1

I've been using the [Simmetrics][1] Java library with good success for comparing two Strings with good success. But there seem to be two approaches and I need a combination of both for my scenario.

Currently I am using CosineSimilarity (I do use some simplifiers but have omitted here to keep code simple)

StringMetric metric = with(new CosineSimilarity<String>())
                .tokenize(Tokenizers.whitespace()).build();
 score = metric.compare(string1, string2);

and this works quite well except I when there is a simple misspelling I would have expected a higher score than I get

e.g comparing mony honey and money honey only returns 0.5 (scores go from 0.0 to 1.0 with 1.0 being perfect match), I would have expected higher.

With Levenshtein it returns a better 0.9090909

But one thing I noted reading the documentation was that this is a MultiSet metric, and that the whitespace() is actually required to break the input into parts, whereas a StringMetric such as Levenshtein does not

 StringMetric metric = with(new Levenshtein())
                .build();

This then implies do me that Levenshtein doesnt consider whitespace specially which is an issue as I want to match words and essentially ignore the whitespace or order.

- _PROBLEM SET_:
1 – In the string-matching post, what score does CosineSimilarity give when comparing "mony honey" with "money honey"?
2 – Reproduce the string-matching post word for word, starting with "e.g comparing mony" and going on through "whitespace or order.".
The data here has no connection to the string-matching post.

- _ROWS_:
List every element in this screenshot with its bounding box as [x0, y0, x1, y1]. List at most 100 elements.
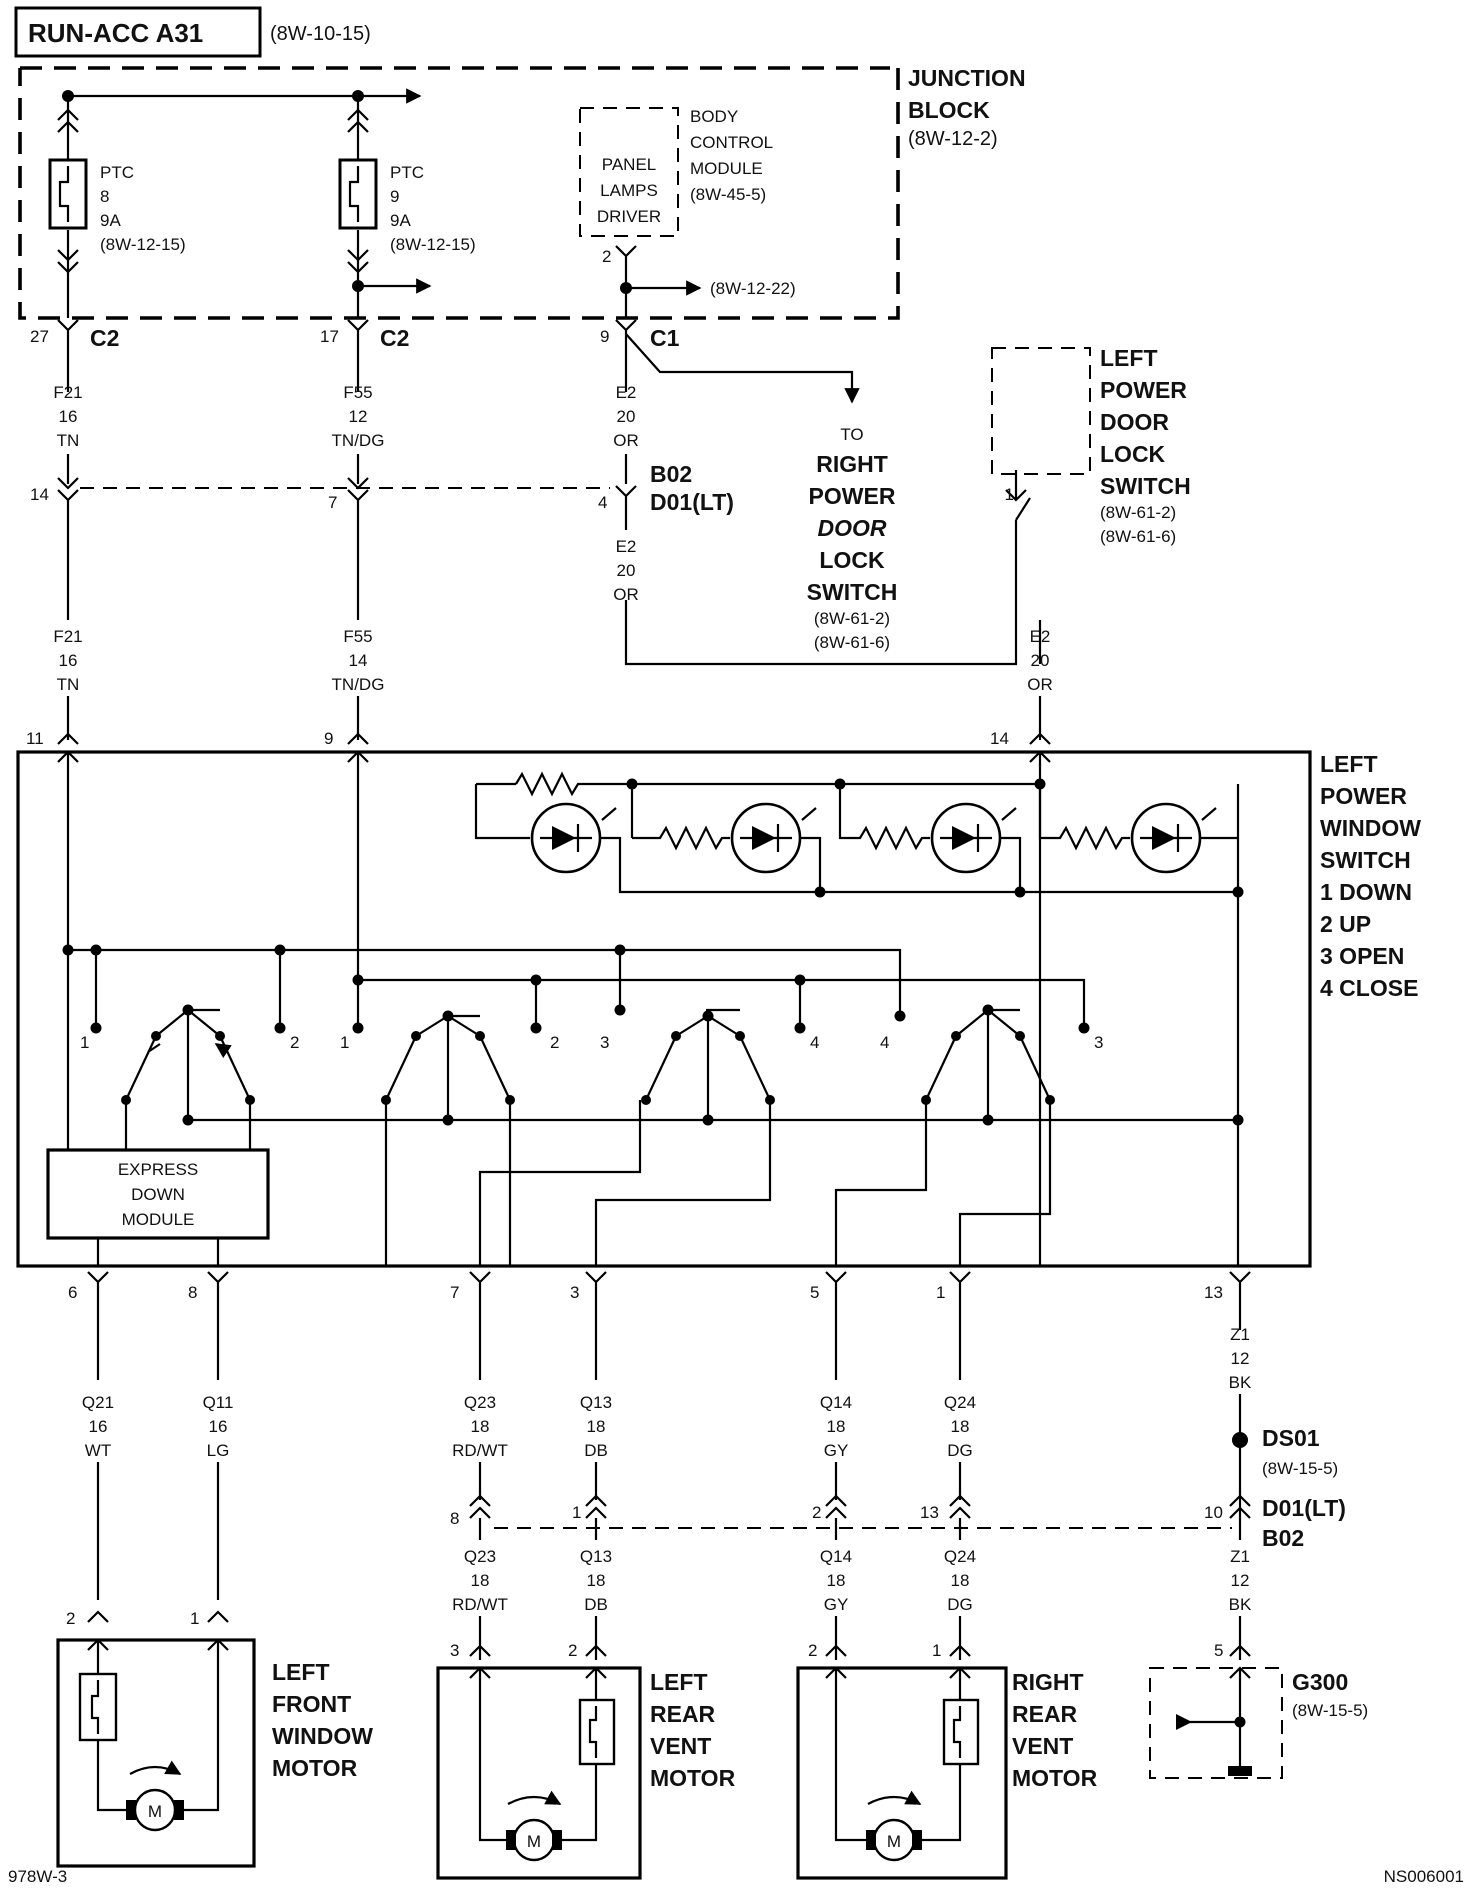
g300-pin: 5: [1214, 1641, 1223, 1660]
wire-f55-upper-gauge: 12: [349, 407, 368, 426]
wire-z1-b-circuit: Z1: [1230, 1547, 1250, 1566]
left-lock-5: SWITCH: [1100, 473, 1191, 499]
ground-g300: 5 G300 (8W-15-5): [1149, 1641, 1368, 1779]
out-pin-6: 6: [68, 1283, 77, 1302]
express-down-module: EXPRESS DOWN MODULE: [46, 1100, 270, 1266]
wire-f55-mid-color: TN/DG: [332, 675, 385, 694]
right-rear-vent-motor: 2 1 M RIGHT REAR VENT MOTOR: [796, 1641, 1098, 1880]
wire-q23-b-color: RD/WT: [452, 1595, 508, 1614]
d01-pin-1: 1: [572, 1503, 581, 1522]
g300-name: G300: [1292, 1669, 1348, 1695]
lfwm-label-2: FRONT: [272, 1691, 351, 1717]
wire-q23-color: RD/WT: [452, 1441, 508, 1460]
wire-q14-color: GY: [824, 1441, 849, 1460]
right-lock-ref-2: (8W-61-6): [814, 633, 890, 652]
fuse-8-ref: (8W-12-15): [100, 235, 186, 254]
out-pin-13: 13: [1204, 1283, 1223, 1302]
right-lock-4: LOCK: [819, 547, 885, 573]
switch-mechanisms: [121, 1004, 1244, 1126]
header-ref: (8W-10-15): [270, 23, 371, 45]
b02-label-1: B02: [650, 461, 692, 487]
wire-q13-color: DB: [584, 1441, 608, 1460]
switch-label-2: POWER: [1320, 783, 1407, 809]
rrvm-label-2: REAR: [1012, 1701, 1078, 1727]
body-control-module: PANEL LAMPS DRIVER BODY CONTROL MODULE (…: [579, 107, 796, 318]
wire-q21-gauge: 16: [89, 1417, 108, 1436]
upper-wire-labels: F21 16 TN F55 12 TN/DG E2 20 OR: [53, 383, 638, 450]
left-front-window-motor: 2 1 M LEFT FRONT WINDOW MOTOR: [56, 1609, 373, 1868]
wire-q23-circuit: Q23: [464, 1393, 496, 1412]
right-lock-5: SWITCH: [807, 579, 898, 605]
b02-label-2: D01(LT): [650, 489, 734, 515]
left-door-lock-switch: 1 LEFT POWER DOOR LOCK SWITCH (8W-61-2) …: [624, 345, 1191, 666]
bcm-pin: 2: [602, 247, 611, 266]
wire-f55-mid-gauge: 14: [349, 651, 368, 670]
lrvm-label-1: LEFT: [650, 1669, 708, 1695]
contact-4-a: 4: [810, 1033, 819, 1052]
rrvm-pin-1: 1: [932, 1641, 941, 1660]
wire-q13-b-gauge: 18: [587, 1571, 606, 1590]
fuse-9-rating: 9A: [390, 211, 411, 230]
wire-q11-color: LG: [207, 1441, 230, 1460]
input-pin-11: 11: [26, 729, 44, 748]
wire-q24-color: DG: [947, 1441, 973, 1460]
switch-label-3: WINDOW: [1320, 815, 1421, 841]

- _OUTPUTS FOR THE TASKS_:
1 – 0.5

2 –
e.g comparing mony honey and money honey only returns 0.5 (scores go from 0.0 to 1.0 with 1.0 being perfect match), I would have expected higher.

With Levenshtein it returns a better 0.9090909

But one thing I noted reading the documentation was that this is a MultiSet metric, and that the whitespace() is actually required to break the input into parts, whereas a StringMetric such as Levenshtein does not

 StringMetric metric = with(new Levenshtein())
                .build();

This then implies do me that Levenshtein doesnt consider whitespace specially which is an issue as I want to match words and essentially ignore the whitespace or order.